## START Recorded data

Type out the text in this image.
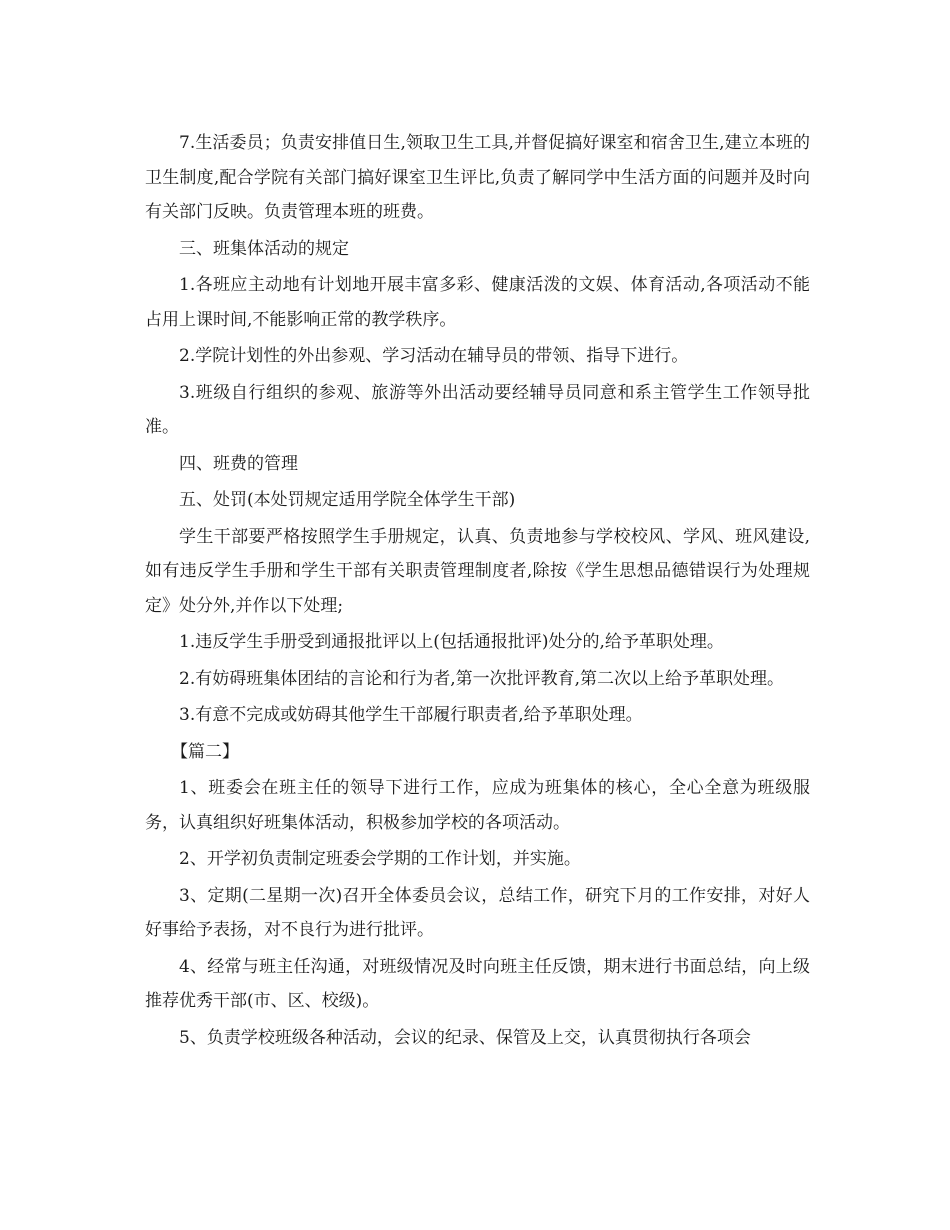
7.生活委员；负责安排值日生,领取卫生工具,并督促搞好课室和宿舍卫生,建立本班的卫生制度,配合学院有关部门搞好课室卫生评比,负责了解同学中生活方面的问题并及时向有关部门反映。负责管理本班的班费。

三、班集体活动的规定

1.各班应主动地有计划地开展丰富多彩、健康活泼的文娱、体育活动,各项活动不能占用上课时间,不能影响正常的教学秩序。

2.学院计划性的外出参观、学习活动在辅导员的带领、指导下进行。

3.班级自行组织的参观、旅游等外出活动要经辅导员同意和系主管学生工作领导批准。

四、班费的管理

五、处罚(本处罚规定适用学院全体学生干部)

学生干部要严格按照学生手册规定，认真、负责地参与学校校风、学风、班风建设,如有违反学生手册和学生干部有关职责管理制度者,除按《学生思想品德错误行为处理规定》处分外,并作以下处理;

1.违反学生手册受到通报批评以上(包括通报批评)处分的,给予革职处理。

2.有妨碍班集体团结的言论和行为者,第一次批评教育,第二次以上给予革职处理。

3.有意不完成或妨碍其他学生干部履行职责者,给予革职处理。

【篇二】

1、班委会在班主任的领导下进行工作，应成为班集体的核心，全心全意为班级服务，认真组织好班集体活动，积极参加学校的各项活动。

2、开学初负责制定班委会学期的工作计划，并实施。

3、定期(二星期一次)召开全体委员会议，总结工作，研究下月的工作安排，对好人好事给予表扬，对不良行为进行批评。

4、经常与班主任沟通，对班级情况及时向班主任反馈，期末进行书面总结，向上级推荐优秀干部(市、区、校级)。

5、负责学校班级各种活动，会议的纪录、保管及上交，认真贯彻执行各项会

## END Recorded data

**What is expected**
Your copy should match the records word for word, with the pictures removed.

**Written answer**
Type out the text in this image.
7.生活委员；负责安排值日生,领取卫生工具,并督促搞好课室和宿舍卫生,建立本班的卫生制度,配合学院有关部门搞好课室卫生评比,负责了解同学中生活方面的问题并及时向有关部门反映。负责管理本班的班费。

三、班集体活动的规定

1.各班应主动地有计划地开展丰富多彩、健康活泼的文娱、体育活动,各项活动不能占用上课时间,不能影响正常的教学秩序。

2.学院计划性的外出参观、学习活动在辅导员的带领、指导下进行。

3.班级自行组织的参观、旅游等外出活动要经辅导员同意和系主管学生工作领导批准。

四、班费的管理

五、处罚(本处罚规定适用学院全体学生干部)

学生干部要严格按照学生手册规定，认真、负责地参与学校校风、学风、班风建设,如有违反学生手册和学生干部有关职责管理制度者,除按《学生思想品德错误行为处理规定》处分外,并作以下处理;

1.违反学生手册受到通报批评以上(包括通报批评)处分的,给予革职处理。

2.有妨碍班集体团结的言论和行为者,第一次批评教育,第二次以上给予革职处理。

3.有意不完成或妨碍其他学生干部履行职责者,给予革职处理。

【篇二】

1、班委会在班主任的领导下进行工作，应成为班集体的核心，全心全意为班级服务，认真组织好班集体活动，积极参加学校的各项活动。

2、开学初负责制定班委会学期的工作计划，并实施。

3、定期(二星期一次)召开全体委员会议，总结工作，研究下月的工作安排，对好人好事给予表扬，对不良行为进行批评。

4、经常与班主任沟通，对班级情况及时向班主任反馈，期末进行书面总结，向上级推荐优秀干部(市、区、校级)。

5、负责学校班级各种活动，会议的纪录、保管及上交，认真贯彻执行各项会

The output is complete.